_EXERCISE BRIEF_
Write the records out again exactly, leaving no images in.

--- START OF MATERIAL PROVIDED ---

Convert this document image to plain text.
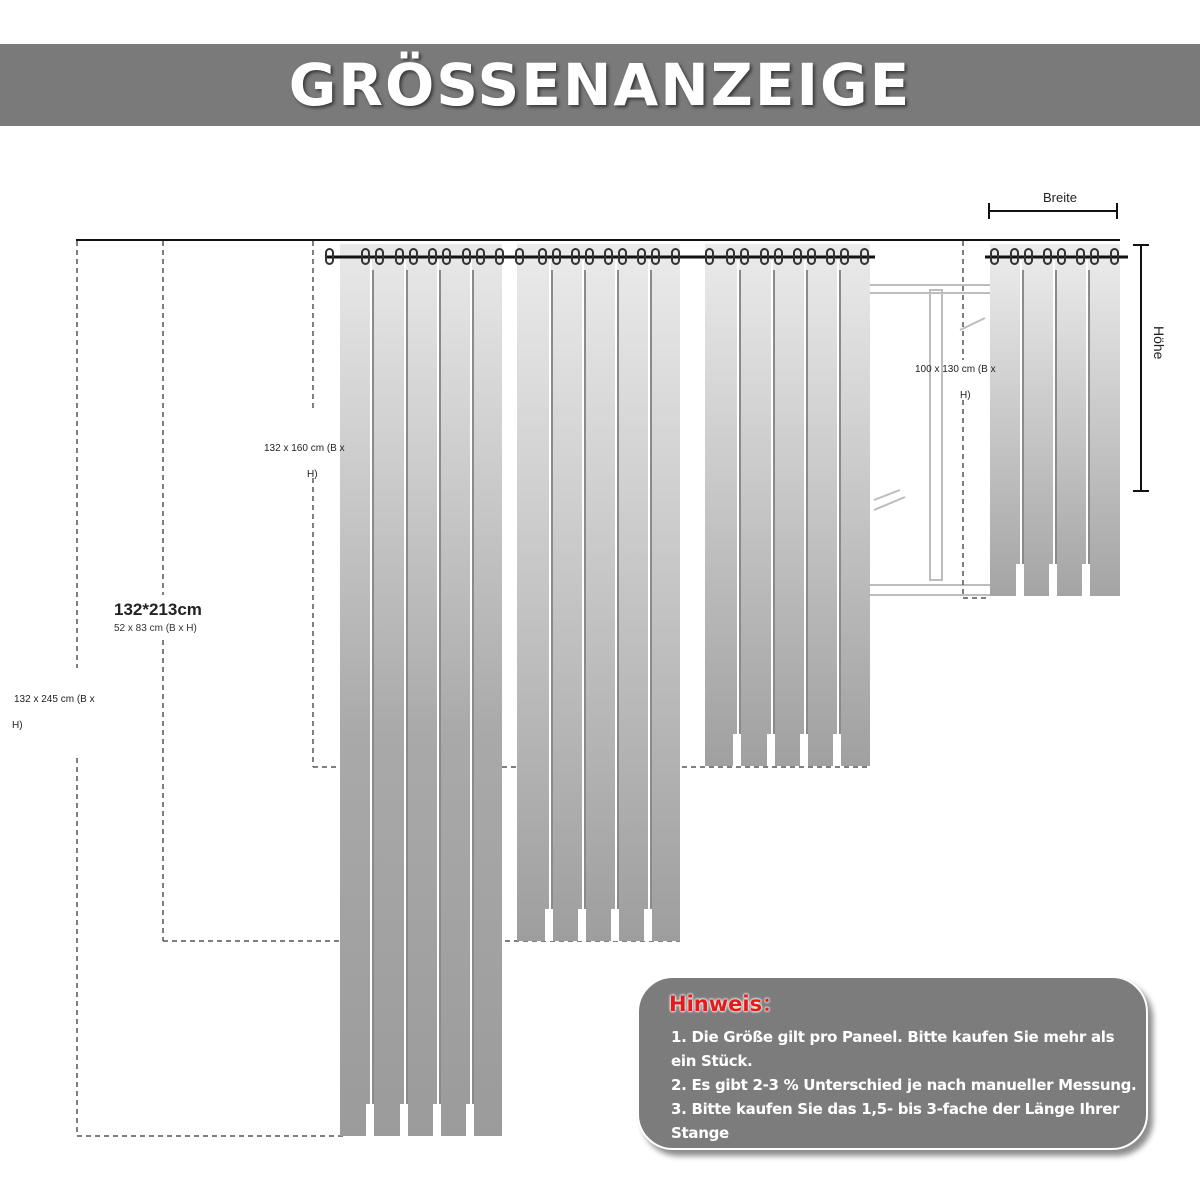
GRÖSSENANZEIGE
132 x 245 cm (B x
H)
132*213cm
52 x 83 cm (B x H)
132 x 160 cm (B x
H)
100 x 130 cm (B x
H)
Breite
Höhe
Hinweis：
1. Die Größe gilt pro Paneel. Bitte kaufen Sie mehr als
ein Stück.
2. Es gibt 2-3 % Unterschied je nach manueller Messung.
3. Bitte kaufen Sie das 1,5- bis 3-fache der Länge Ihrer
Stange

--- END OF MATERIAL PROVIDED ---

_SOLUTION FOR THIS TASK_
Convert this document image to plain text.
GRÖSSENANZEIGE
132 x 245 cm (B x
H)
132*213cm
52 x 83 cm (B x H)
132 x 160 cm (B x
H)
100 x 130 cm (B x
H)
Breite
Höhe
Hinweis：
1. Die Größe gilt pro Paneel. Bitte kaufen Sie mehr als
ein Stück.
2. Es gibt 2-3 % Unterschied je nach manueller Messung.
3. Bitte kaufen Sie das 1,5- bis 3-fache der Länge Ihrer
Stange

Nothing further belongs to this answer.